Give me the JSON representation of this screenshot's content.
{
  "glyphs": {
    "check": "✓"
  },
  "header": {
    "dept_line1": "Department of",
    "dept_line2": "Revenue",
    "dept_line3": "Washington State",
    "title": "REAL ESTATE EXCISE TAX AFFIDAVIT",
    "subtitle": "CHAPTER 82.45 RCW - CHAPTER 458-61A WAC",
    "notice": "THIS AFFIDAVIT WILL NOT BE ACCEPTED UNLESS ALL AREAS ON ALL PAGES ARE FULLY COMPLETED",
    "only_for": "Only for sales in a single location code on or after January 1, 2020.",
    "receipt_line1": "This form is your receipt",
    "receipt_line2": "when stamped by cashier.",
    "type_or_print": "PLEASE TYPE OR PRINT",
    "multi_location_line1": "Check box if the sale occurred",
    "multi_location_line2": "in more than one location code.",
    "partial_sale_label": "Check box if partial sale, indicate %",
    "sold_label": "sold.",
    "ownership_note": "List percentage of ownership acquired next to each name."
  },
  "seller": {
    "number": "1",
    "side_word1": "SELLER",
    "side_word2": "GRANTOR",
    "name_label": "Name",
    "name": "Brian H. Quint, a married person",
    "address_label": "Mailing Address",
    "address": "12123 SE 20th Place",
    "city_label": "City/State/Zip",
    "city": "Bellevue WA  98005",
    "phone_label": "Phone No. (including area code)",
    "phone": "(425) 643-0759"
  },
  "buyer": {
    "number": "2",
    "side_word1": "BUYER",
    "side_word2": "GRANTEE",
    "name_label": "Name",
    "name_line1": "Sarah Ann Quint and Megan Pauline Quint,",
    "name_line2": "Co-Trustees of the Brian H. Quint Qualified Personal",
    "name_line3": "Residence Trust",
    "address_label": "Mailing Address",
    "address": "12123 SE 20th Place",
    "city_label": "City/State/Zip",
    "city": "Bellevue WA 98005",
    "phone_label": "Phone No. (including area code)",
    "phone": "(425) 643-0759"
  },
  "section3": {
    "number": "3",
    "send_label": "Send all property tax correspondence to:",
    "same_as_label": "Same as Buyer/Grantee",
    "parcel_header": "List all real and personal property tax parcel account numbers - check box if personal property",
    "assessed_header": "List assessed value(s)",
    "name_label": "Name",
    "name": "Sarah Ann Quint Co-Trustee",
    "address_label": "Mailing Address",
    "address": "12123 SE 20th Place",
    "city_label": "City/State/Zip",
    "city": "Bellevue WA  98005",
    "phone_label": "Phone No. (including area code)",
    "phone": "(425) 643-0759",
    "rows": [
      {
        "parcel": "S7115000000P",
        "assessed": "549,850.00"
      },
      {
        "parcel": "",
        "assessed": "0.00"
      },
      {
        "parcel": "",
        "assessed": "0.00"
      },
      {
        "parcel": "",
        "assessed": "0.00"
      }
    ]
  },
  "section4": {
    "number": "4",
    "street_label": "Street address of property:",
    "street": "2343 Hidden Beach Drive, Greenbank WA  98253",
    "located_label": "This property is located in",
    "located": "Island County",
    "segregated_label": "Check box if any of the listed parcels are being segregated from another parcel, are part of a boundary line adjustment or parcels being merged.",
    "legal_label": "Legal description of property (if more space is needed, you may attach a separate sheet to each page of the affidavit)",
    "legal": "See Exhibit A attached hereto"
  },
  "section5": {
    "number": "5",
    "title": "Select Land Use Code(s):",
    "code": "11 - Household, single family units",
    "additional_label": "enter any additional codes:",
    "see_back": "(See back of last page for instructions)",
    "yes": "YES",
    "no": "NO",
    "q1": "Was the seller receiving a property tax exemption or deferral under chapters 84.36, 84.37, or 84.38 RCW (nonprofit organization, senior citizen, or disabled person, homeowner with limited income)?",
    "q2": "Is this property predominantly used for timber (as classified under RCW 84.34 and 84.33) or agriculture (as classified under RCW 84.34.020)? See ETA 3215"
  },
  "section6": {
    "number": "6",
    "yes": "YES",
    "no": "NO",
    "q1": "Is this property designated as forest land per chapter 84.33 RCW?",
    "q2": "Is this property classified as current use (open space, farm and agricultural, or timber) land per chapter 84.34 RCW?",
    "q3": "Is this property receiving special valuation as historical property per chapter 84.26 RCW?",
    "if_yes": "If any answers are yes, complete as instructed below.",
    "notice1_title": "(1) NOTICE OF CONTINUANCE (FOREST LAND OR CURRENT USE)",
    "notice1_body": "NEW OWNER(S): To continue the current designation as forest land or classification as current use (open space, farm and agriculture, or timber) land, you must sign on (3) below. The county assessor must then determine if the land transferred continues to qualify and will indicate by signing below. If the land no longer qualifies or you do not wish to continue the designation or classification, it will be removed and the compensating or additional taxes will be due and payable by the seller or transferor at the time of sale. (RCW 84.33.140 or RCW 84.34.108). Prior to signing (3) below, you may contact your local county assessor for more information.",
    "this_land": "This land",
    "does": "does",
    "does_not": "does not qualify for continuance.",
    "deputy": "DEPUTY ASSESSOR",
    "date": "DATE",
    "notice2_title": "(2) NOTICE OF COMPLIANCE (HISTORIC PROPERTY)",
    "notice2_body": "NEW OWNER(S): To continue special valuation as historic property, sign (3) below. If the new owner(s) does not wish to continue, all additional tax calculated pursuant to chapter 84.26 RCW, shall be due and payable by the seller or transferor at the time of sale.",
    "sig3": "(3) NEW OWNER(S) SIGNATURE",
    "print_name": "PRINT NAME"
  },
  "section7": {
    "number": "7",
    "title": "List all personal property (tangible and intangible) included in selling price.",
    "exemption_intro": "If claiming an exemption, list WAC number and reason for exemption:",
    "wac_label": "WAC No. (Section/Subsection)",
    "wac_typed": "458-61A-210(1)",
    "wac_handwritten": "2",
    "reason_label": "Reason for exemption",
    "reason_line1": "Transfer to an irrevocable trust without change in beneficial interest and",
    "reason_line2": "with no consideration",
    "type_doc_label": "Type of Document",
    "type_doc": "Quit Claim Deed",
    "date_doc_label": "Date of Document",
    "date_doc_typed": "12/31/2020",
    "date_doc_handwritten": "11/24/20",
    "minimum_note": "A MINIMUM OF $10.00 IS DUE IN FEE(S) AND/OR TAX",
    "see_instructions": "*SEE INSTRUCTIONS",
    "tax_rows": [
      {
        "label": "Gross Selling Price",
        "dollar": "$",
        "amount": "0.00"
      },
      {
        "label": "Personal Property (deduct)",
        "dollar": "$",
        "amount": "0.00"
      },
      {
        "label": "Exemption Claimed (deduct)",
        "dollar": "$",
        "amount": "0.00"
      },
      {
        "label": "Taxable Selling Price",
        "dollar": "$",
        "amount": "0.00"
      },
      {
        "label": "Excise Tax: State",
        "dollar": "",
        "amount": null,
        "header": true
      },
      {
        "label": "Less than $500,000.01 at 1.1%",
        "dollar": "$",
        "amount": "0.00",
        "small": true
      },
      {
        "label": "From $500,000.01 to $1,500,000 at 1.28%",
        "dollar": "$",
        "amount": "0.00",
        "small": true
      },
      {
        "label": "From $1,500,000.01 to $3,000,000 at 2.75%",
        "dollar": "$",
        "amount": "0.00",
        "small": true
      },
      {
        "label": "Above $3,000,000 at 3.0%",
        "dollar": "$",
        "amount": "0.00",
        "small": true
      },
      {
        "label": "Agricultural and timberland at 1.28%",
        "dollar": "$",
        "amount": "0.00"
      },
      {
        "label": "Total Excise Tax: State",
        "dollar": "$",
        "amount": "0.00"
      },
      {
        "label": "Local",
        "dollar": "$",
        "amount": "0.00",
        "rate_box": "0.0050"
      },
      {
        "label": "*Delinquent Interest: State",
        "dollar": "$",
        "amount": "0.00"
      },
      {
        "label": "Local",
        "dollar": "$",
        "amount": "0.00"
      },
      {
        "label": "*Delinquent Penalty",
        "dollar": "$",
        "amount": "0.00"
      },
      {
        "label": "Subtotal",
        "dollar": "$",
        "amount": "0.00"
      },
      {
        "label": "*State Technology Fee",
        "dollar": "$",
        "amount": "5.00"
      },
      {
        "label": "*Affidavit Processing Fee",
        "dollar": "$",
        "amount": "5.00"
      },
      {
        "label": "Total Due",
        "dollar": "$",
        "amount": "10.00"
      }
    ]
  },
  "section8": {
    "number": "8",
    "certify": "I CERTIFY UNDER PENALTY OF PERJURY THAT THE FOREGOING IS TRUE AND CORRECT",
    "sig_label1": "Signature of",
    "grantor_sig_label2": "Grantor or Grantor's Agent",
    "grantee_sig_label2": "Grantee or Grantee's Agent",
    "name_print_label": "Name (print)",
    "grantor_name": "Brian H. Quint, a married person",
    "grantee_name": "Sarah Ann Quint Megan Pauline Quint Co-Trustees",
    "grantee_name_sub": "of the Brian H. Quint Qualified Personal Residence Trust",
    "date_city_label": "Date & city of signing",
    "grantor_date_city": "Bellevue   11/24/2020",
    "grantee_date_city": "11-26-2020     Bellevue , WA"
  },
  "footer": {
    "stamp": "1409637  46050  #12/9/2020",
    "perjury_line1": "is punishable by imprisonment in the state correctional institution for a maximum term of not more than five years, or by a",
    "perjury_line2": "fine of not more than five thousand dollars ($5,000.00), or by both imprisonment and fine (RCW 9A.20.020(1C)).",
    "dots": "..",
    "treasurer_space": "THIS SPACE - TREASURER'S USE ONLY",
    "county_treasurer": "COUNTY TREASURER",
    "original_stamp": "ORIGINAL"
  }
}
━━━
== Task instructions ==
Pick each line holding the word "Brian" out of the listing.

== Result of this task ==
    "name": "Brian H. Quint, a married person",
    "name_line2": "Co-Trustees of the Brian H. Quint Qualified Personal",
    "grantor_name": "Brian H. Quint, a married person",
    "grantee_name_sub": "of the Brian H. Quint Qualified Personal Residence Trust",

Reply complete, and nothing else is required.